_Exercise task 1_
Name the cars on which the car caddy tutorial's finished caddy was tested.

_Page_

########################################

We originally used It’s A Hoot by MoMo for Moda Fabrics. This is an older collection and no longer readily available. As you’re shopping, we would recommend looking for a twill weight or a light canvas.

Our caddy finishes at approximately 13″ wide x 21″ high, which worked great on the three standard cars we tested (a VW, a BMW and a Subaru). The top strap is adjustable, but it would still be a good idea to measure your car’s seat(s) and tweak the size as needed to get a perfect fit.

Sewing Tools You Need

Fabric and Other Supplies

Click to Enlarge

  • ¾ yard of 44-45″ wide fabric for caddy front and back (Trees in Fudge in our original sample)
  • 1 yard of 44-45″ wide fabric for caddy pockets: (Eggs in Turquoise in our original sample)
    NOTE: You may need to purchase slightly more or less fabric for the pockets based on the direction and size of your fabric’s print. We used one yard of fabric for our pockets and were able to cut them widthwise.
  • 1 yard of 20″+ wide lightweight fusible interfacing for caddy and pockets; we recommend Pellon Shape Flex
  • 3½ yards (two packages) of ½” – 1″ wide bias binding for top pocket edges and entire outside edge of caddy body: we used Wrights ⅞” width, double fold, bias quilt binding in Seal Brown – You could also make your own bias binding, using our step-by-step tutorial
  • 1 yard of 1″ wide nylon webbing: we used black 1″ webbing
  • One 1″ plastic toggle for strap connection: we used a Dritz quick release parachute buckle in black to match the nylon strap
  • Two 1″ grommets for bottom corners of caddy: we used Dritz Home plastic snap-on grommets in Bronze
  • 2 yards of ¼” – ⅜” nylon cording to tie through bottom corner grommets: we used a ¼” diameter paracord in black
  • All purpose thread: we used brown throughout; you may also choose to switch to a thread to match the nylon strap 
  • See-through ruler or yardstick
  • Fabric marker, pen, or tailor’s chalk
  • Iron and ironing board
  • Scissors or rotary cutter and mat
  • Seam gauge
  • Seam ripper
  • Straight pins
  • Small lighter to seal ends of nylon strap and cording

Getting Started and Pattern Download

  1. Download and print the Car Caddy Corner template
    IMPORTANT: This template is ONE 8½” x 11″ sheet. You must print the PDF file at 100%. DO NOT SCALE to fit the page.
  2. Cut around the outside edge of the template and set aside.
  3. From the fabric for the main body of the caddy (Trees in Fudge in our sample), cut TWO 21″ high x 13″ wide rectangles.
  4. From the fabric for the caddy pockets (Eggs in Turquoise in our sample), cut the following:
    ONE 8″ high x 13″ wide rectangle for the Upper Pocket
    ONE 9″ high x 17″ wide rectangle for the Middle Pocket
    ONE 12″ high x 17″ wide rectangle for the Lower Pocket
  5. Cut the 1 yard length of nylon webbing into ONE 8″ length and one 28″ length. Lightly burn ONE end of EACH piece with a lighter or match to melt the nylon fibers. This will keep the strap ends from unraveling.
  6. On the 2 yard length of nylon cording, lightly burn with a lighter or match to seal both ends. Tie a single knot at each end of the cording, about 1″ up from the melted ends.

########################################

Labeled box records
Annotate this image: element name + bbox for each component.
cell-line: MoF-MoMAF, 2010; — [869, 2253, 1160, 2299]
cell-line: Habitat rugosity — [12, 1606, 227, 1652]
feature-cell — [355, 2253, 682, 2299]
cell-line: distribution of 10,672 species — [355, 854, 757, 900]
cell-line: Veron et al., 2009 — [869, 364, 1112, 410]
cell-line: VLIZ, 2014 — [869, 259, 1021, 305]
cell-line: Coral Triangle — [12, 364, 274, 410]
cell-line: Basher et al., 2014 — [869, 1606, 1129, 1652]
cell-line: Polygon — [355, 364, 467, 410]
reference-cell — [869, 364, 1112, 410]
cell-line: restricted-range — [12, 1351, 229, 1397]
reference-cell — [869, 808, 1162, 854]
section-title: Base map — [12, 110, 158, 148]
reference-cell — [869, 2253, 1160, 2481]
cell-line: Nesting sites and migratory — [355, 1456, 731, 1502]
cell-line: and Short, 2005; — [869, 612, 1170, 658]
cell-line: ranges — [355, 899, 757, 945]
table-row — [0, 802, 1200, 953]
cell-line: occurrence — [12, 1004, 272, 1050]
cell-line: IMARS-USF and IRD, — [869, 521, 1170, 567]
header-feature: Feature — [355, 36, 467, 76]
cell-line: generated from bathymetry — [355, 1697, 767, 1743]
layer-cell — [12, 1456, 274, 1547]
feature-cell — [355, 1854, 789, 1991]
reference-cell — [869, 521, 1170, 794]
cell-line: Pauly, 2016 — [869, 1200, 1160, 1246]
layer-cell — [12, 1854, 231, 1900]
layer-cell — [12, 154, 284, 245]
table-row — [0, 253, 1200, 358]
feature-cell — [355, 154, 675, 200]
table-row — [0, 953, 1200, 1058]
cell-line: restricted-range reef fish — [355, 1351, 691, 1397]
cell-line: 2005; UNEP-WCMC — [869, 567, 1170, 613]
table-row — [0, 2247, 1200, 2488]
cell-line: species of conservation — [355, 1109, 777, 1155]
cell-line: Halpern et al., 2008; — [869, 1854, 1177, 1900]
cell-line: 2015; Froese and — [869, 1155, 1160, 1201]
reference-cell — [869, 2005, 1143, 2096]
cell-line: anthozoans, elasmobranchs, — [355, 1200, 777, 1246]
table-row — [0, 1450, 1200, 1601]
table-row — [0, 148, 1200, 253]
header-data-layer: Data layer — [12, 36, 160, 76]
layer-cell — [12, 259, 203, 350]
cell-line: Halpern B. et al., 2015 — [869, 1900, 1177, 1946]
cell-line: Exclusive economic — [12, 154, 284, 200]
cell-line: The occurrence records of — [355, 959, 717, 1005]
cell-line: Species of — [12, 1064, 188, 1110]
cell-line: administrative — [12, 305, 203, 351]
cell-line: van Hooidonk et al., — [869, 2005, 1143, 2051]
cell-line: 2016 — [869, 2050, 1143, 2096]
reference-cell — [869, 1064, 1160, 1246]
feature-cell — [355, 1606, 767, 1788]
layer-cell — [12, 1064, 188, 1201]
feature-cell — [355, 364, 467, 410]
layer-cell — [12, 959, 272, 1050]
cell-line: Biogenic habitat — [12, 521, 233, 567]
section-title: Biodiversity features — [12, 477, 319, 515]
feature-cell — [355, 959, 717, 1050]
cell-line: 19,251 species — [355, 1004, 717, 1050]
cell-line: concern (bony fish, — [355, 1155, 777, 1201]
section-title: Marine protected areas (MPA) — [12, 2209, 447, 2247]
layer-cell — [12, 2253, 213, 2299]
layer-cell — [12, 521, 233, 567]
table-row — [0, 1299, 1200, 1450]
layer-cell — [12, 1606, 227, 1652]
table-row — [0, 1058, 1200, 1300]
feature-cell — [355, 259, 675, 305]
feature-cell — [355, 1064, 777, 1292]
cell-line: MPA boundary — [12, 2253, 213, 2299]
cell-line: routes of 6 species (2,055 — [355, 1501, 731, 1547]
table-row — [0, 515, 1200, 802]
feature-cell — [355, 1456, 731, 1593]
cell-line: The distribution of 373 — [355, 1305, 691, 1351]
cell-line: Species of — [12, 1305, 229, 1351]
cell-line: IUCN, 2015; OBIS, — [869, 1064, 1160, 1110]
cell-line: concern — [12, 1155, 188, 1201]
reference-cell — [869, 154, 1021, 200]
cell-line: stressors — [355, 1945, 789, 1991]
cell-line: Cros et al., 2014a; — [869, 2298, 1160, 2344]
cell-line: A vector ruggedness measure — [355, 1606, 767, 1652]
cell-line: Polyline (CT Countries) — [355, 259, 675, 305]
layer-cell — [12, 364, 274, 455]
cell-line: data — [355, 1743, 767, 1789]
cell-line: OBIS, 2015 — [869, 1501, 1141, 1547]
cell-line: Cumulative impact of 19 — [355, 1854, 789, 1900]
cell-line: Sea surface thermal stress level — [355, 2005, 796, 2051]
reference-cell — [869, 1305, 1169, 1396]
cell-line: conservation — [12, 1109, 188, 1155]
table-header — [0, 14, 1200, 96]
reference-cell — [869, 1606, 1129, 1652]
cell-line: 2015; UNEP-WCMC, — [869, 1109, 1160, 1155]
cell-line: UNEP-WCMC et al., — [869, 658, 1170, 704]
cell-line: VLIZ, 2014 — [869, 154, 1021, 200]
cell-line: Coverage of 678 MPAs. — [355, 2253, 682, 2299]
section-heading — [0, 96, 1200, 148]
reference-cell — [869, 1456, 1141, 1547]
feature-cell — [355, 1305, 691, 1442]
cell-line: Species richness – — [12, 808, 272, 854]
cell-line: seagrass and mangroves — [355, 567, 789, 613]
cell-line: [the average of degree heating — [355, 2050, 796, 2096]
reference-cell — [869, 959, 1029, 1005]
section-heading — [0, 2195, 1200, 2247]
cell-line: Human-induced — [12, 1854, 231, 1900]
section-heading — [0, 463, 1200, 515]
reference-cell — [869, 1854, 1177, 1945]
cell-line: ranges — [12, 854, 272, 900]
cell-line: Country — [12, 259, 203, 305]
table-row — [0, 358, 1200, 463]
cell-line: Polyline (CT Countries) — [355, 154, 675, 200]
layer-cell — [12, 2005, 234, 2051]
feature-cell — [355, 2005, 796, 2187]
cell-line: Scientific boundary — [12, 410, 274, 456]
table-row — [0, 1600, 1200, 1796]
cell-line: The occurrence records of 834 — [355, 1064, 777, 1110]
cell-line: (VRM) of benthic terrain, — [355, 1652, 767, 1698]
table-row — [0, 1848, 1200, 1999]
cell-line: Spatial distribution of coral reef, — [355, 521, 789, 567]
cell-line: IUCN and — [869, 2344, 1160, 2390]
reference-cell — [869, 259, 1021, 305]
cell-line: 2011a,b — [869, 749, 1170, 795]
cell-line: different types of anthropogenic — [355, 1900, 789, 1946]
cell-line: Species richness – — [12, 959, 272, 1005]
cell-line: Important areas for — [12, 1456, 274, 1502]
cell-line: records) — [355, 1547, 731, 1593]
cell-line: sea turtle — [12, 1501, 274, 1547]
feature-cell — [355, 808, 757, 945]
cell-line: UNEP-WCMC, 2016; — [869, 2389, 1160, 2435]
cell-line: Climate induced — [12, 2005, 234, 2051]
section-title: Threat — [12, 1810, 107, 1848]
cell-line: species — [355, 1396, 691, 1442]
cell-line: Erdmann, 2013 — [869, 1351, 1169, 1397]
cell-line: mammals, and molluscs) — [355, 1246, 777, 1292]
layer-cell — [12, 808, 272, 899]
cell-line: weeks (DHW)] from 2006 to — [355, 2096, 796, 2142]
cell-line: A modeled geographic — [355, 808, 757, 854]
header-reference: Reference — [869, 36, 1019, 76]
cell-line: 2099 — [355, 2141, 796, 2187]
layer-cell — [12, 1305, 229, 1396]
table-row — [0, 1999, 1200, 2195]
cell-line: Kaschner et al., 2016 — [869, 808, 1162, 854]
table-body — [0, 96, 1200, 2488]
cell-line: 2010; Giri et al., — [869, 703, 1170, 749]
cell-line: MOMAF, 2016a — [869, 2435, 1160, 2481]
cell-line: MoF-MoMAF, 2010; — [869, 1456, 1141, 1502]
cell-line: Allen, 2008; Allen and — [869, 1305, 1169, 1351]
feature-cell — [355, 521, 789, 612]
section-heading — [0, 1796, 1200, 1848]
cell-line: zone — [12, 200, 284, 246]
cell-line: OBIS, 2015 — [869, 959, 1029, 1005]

########################################

_Exercise task 2_
Express the listing as a JSON list of strings, one string per line, running from the first line of the listing to the line with "cell-line: Coral Triangle", both included.

_Exercise output 1_
VW, BMW, Subaru

_Exercise output 2_
[
  "Annotate this image: element name + bbox for each component.",
  "cell-line: MoF-MoMAF, 2010; — [869, 2253, 1160, 2299]",
  "cell-line: Habitat rugosity — [12, 1606, 227, 1652]",
  "feature-cell — [355, 2253, 682, 2299]",
  "cell-line: distribution of 10,672 species — [355, 854, 757, 900]",
  "cell-line: Veron et al., 2009 — [869, 364, 1112, 410]",
  "cell-line: VLIZ, 2014 — [869, 259, 1021, 305]",
  "cell-line: Coral Triangle — [12, 364, 274, 410]"
]